Go through the data below and copy it exactly, skipping every picture.

(Raw records)
----
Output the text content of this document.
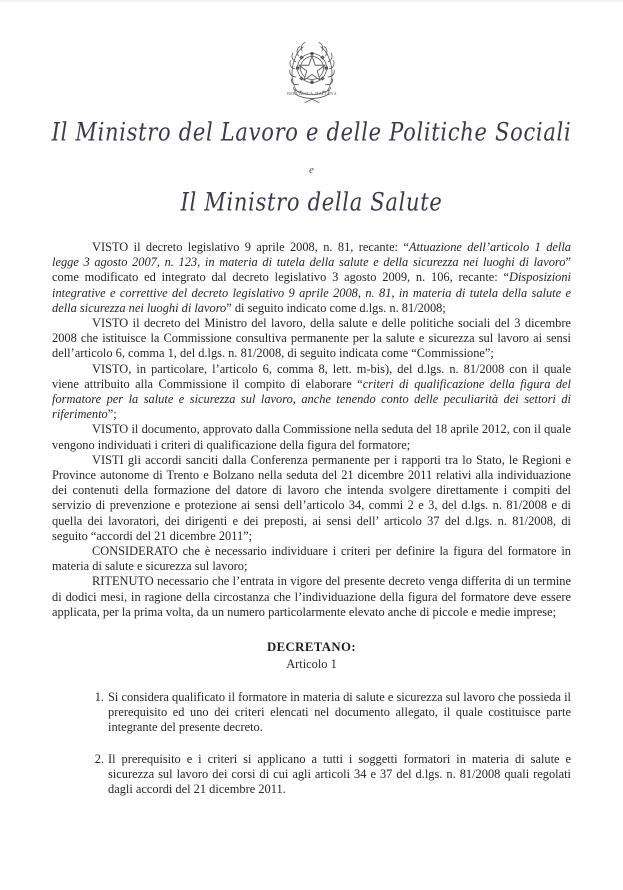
REPVBLICA ITALIANA
Il Ministro del Lavoro e delle Politiche Sociali
e
Il Ministro della Salute
VISTO il decreto legislativo 9 aprile 2008, n. 81, recante: “Attuazione dell’articolo 1 della legge 3 agosto 2007, n. 123, in materia di tutela della salute e della sicurezza nei luoghi di lavoro” come modificato ed integrato dal decreto legislativo 3 agosto 2009, n. 106, recante: “Disposizioni integrative e correttive del decreto legislativo 9 aprile 2008, n. 81, in materia di tutela della salute e della sicurezza nei luoghi di lavoro” di seguito indicato come d.lgs. n. 81/2008;
VISTO il decreto del Ministro del lavoro, della salute e delle politiche sociali del 3 dicembre 2008 che istituisce la Commissione consultiva permanente per la salute e sicurezza sul lavoro ai sensi dell’articolo 6, comma 1, del d.lgs. n. 81/2008, di seguito indicata come “Commissione”;
VISTO, in particolare, l’articolo 6, comma 8, lett. m-bis), del d.lgs. n. 81/2008 con il quale viene attribuito alla Commissione il compito di elaborare “criteri di qualificazione della figura del formatore per la salute e sicurezza sul lavoro, anche tenendo conto delle peculiarità dei settori di riferimento”;
VISTO il documento, approvato dalla Commissione nella seduta del 18 aprile 2012, con il quale vengono individuati i criteri di qualificazione della figura del formatore;
VISTI gli accordi sanciti dalla Conferenza permanente per i rapporti tra lo Stato, le Regioni e Province autonome di Trento e Bolzano nella seduta del 21 dicembre 2011 relativi alla individuazione dei contenuti della formazione del datore di lavoro che intenda svolgere direttamente i compiti del servizio di prevenzione e protezione ai sensi dell’articolo 34, commi 2 e 3, del d.lgs. n. 81/2008 e di quella dei lavoratori, dei dirigenti e dei preposti, ai sensi dell’ articolo 37 del d.lgs. n. 81/2008, di seguito “accordi del 21 dicembre 2011”;
CONSIDERATO che è necessario individuare i criteri per definire la figura del formatore in materia di salute e sicurezza sul lavoro;
RITENUTO necessario che l’entrata in vigore del presente decreto venga differita di un termine di dodici mesi, in ragione della circostanza che l’individuazione della figura del formatore deve essere applicata, per la prima volta, da un numero particolarmente elevato anche di piccole e medie imprese;
DECRETANO:
Articolo 1
Si considera qualificato il formatore in materia di salute e sicurezza sul lavoro che possieda il prerequisito ed uno dei criteri elencati nel documento allegato, il quale costituisce parte integrante del presente decreto.
Il prerequisito e i criteri si applicano a tutti i soggetti formatori in materia di salute e sicurezza sul lavoro dei corsi di cui agli articoli 34 e 37 del d.lgs. n. 81/2008 quali regolati dagli accordi del 21 dicembre 2011.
----
## EXERCISE ANSWER
Output the text content of this document.
REPVBLICA ITALIANA
Il Ministro del Lavoro e delle Politiche Sociali
e
Il Ministro della Salute
VISTO il decreto legislativo 9 aprile 2008, n. 81, recante: “Attuazione dell’articolo 1 della legge 3 agosto 2007, n. 123, in materia di tutela della salute e della sicurezza nei luoghi di lavoro” come modificato ed integrato dal decreto legislativo 3 agosto 2009, n. 106, recante: “Disposizioni integrative e correttive del decreto legislativo 9 aprile 2008, n. 81, in materia di tutela della salute e della sicurezza nei luoghi di lavoro” di seguito indicato come d.lgs. n. 81/2008;
VISTO il decreto del Ministro del lavoro, della salute e delle politiche sociali del 3 dicembre 2008 che istituisce la Commissione consultiva permanente per la salute e sicurezza sul lavoro ai sensi dell’articolo 6, comma 1, del d.lgs. n. 81/2008, di seguito indicata come “Commissione”;
VISTO, in particolare, l’articolo 6, comma 8, lett. m-bis), del d.lgs. n. 81/2008 con il quale viene attribuito alla Commissione il compito di elaborare “criteri di qualificazione della figura del formatore per la salute e sicurezza sul lavoro, anche tenendo conto delle peculiarità dei settori di riferimento”;
VISTO il documento, approvato dalla Commissione nella seduta del 18 aprile 2012, con il quale vengono individuati i criteri di qualificazione della figura del formatore;
VISTI gli accordi sanciti dalla Conferenza permanente per i rapporti tra lo Stato, le Regioni e Province autonome di Trento e Bolzano nella seduta del 21 dicembre 2011 relativi alla individuazione dei contenuti della formazione del datore di lavoro che intenda svolgere direttamente i compiti del servizio di prevenzione e protezione ai sensi dell’articolo 34, commi 2 e 3, del d.lgs. n. 81/2008 e di quella dei lavoratori, dei dirigenti e dei preposti, ai sensi dell’ articolo 37 del d.lgs. n. 81/2008, di seguito “accordi del 21 dicembre 2011”;
CONSIDERATO che è necessario individuare i criteri per definire la figura del formatore in materia di salute e sicurezza sul lavoro;
RITENUTO necessario che l’entrata in vigore del presente decreto venga differita di un termine di dodici mesi, in ragione della circostanza che l’individuazione della figura del formatore deve essere applicata, per la prima volta, da un numero particolarmente elevato anche di piccole e medie imprese;
DECRETANO:
Articolo 1
Si considera qualificato il formatore in materia di salute e sicurezza sul lavoro che possieda il prerequisito ed uno dei criteri elencati nel documento allegato, il quale costituisce parte integrante del presente decreto.
Il prerequisito e i criteri si applicano a tutti i soggetti formatori in materia di salute e sicurezza sul lavoro dei corsi di cui agli articoli 34 e 37 del d.lgs. n. 81/2008 quali regolati dagli accordi del 21 dicembre 2011.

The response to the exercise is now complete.